**What is asked**
Report the count of lines below that include "JSON", without any other text.

Figure contents as structured data

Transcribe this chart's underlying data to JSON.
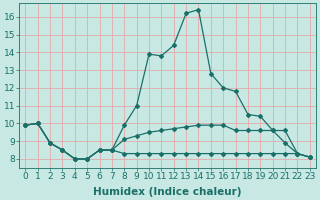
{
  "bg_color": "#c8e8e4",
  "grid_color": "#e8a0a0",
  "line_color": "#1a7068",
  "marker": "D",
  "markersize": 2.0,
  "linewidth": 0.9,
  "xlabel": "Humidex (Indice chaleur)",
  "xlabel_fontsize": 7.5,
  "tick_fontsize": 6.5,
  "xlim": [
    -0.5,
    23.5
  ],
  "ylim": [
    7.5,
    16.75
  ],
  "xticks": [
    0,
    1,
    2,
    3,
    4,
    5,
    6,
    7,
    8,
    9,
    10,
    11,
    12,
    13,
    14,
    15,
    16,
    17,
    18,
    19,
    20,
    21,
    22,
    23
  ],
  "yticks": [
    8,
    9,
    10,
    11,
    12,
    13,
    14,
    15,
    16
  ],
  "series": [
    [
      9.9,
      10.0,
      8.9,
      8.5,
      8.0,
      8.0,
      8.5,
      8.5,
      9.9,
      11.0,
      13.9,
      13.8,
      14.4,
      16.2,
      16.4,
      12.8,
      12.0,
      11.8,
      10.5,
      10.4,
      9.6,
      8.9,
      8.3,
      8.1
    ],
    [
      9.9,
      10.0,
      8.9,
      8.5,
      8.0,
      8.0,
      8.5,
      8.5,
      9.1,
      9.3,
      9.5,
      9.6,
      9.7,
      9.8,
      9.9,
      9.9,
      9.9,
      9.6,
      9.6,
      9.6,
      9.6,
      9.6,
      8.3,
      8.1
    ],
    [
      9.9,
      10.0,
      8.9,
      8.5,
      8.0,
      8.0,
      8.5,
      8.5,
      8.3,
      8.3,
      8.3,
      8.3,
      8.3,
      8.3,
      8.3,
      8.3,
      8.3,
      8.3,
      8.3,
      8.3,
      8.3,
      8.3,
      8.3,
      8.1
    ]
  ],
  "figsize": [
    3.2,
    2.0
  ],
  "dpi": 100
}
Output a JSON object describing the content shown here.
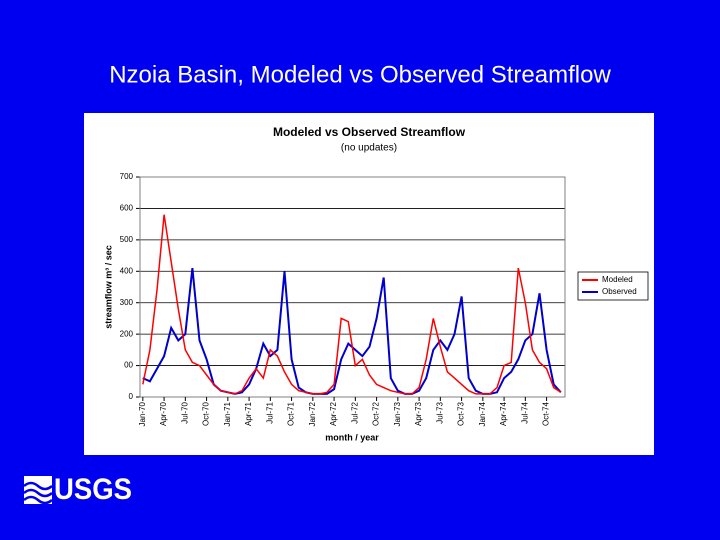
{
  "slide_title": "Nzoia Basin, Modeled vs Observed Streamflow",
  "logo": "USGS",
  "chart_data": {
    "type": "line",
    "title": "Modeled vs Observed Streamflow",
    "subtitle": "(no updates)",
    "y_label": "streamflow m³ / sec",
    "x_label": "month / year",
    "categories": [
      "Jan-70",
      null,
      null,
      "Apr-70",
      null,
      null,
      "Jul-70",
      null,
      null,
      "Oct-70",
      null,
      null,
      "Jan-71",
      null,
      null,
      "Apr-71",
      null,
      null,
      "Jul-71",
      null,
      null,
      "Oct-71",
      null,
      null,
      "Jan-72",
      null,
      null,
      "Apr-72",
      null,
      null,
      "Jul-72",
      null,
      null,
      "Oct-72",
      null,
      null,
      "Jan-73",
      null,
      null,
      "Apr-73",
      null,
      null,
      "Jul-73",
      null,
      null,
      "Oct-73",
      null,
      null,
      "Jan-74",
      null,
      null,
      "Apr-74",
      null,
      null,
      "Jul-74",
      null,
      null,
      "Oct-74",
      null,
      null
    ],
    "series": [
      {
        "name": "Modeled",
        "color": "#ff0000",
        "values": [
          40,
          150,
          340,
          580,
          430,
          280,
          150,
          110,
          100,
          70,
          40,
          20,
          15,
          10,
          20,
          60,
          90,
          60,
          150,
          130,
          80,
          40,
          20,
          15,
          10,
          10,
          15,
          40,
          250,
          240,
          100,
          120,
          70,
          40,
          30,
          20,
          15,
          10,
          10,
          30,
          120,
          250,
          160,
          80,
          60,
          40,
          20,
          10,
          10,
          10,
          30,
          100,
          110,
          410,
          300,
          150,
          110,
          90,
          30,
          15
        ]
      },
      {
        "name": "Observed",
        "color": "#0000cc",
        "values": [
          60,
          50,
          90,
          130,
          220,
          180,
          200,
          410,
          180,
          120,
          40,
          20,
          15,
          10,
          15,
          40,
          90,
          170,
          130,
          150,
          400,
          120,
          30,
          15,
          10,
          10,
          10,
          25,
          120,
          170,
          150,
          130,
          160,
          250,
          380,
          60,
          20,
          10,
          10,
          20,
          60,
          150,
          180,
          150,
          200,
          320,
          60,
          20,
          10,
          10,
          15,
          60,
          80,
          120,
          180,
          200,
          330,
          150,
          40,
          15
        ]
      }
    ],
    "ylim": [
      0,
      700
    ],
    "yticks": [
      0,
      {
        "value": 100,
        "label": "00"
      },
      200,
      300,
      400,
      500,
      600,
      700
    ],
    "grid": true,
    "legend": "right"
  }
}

**Solution**
2